-------- Provided material

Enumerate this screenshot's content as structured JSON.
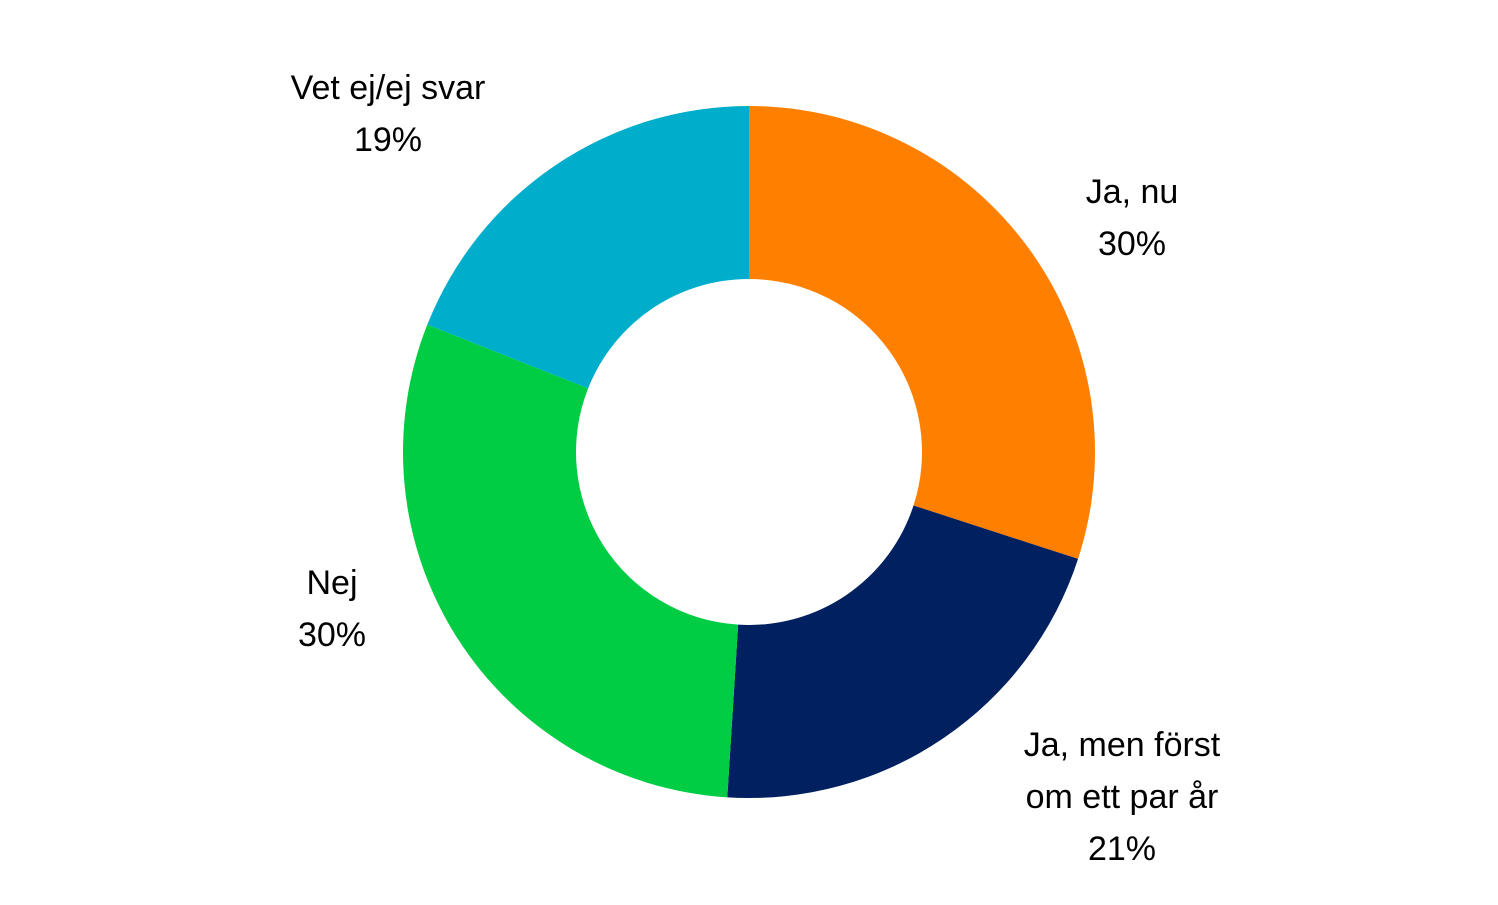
{
  "chart_data": {
    "type": "pie",
    "variant": "donut",
    "start_angle_deg": 0,
    "direction": "clockwise",
    "legend": "none",
    "slices": [
      {
        "label_lines": [
          "Ja, nu"
        ],
        "value": 30,
        "value_label": "30%",
        "color": "#FF8000"
      },
      {
        "label_lines": [
          "Ja, men först",
          "om ett par år"
        ],
        "value": 21,
        "value_label": "21%",
        "color": "#002060"
      },
      {
        "label_lines": [
          "Nej"
        ],
        "value": 30,
        "value_label": "30%",
        "color": "#00CC44"
      },
      {
        "label_lines": [
          "Vet ej/ej svar"
        ],
        "value": 19,
        "value_label": "19%",
        "color": "#00AECC"
      }
    ]
  }
}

----------------

▶ _What you have to do_:
Replicate the material above verbatim; images stay out of the copy.

▶ _Task solution_:
Enumerate this screenshot's content as structured JSON.
{
  "chart_data": {
    "type": "pie",
    "variant": "donut",
    "start_angle_deg": 0,
    "direction": "clockwise",
    "legend": "none",
    "slices": [
      {
        "label_lines": [
          "Ja, nu"
        ],
        "value": 30,
        "value_label": "30%",
        "color": "#FF8000"
      },
      {
        "label_lines": [
          "Ja, men först",
          "om ett par år"
        ],
        "value": 21,
        "value_label": "21%",
        "color": "#002060"
      },
      {
        "label_lines": [
          "Nej"
        ],
        "value": 30,
        "value_label": "30%",
        "color": "#00CC44"
      },
      {
        "label_lines": [
          "Vet ej/ej svar"
        ],
        "value": 19,
        "value_label": "19%",
        "color": "#00AECC"
      }
    ]
  }
}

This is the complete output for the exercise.